Exercise. State the number of lines that contain the word "notatek", and add nothing else.

====== Data extract ======

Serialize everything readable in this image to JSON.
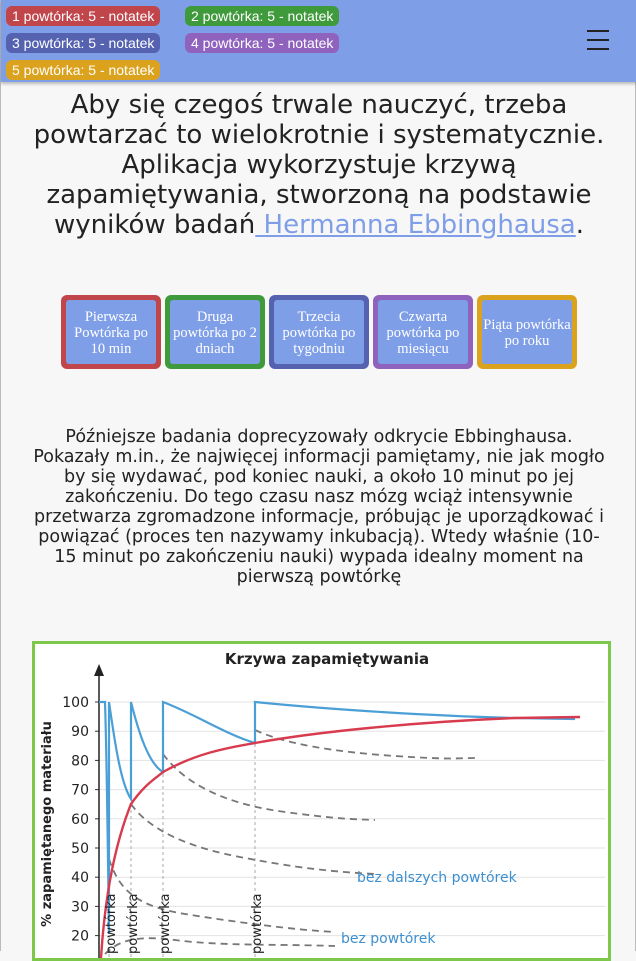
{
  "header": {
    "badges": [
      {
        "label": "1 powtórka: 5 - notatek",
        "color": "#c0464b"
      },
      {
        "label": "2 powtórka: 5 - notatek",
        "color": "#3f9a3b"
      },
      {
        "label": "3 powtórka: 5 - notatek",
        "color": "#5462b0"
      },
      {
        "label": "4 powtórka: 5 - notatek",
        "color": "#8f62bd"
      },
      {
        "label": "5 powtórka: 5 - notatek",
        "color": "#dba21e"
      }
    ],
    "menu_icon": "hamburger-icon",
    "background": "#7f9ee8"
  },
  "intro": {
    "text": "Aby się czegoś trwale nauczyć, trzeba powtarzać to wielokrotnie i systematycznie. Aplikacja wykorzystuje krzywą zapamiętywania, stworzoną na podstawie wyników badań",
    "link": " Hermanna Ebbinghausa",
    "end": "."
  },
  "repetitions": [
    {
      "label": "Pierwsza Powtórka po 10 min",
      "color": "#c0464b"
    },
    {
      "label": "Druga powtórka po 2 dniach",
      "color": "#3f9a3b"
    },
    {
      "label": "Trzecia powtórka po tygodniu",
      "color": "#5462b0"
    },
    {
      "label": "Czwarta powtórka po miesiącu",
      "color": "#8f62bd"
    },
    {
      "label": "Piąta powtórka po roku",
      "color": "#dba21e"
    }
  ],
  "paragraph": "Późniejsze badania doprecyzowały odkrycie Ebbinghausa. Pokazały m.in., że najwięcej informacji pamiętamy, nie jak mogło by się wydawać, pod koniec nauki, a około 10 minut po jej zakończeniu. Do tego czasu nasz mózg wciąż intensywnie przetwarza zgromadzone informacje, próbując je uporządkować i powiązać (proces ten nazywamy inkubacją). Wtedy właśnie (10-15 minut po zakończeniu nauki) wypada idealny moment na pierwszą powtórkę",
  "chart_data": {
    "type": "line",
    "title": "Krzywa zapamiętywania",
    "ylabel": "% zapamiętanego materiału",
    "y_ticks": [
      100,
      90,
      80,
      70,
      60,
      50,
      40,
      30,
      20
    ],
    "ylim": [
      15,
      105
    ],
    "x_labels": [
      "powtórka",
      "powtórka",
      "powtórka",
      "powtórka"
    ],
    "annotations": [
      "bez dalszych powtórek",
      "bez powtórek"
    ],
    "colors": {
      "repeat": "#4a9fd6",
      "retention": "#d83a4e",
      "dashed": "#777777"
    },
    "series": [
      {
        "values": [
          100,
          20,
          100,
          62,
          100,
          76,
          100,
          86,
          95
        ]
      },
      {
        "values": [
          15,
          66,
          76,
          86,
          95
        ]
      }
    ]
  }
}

======

Response for this exercise. 5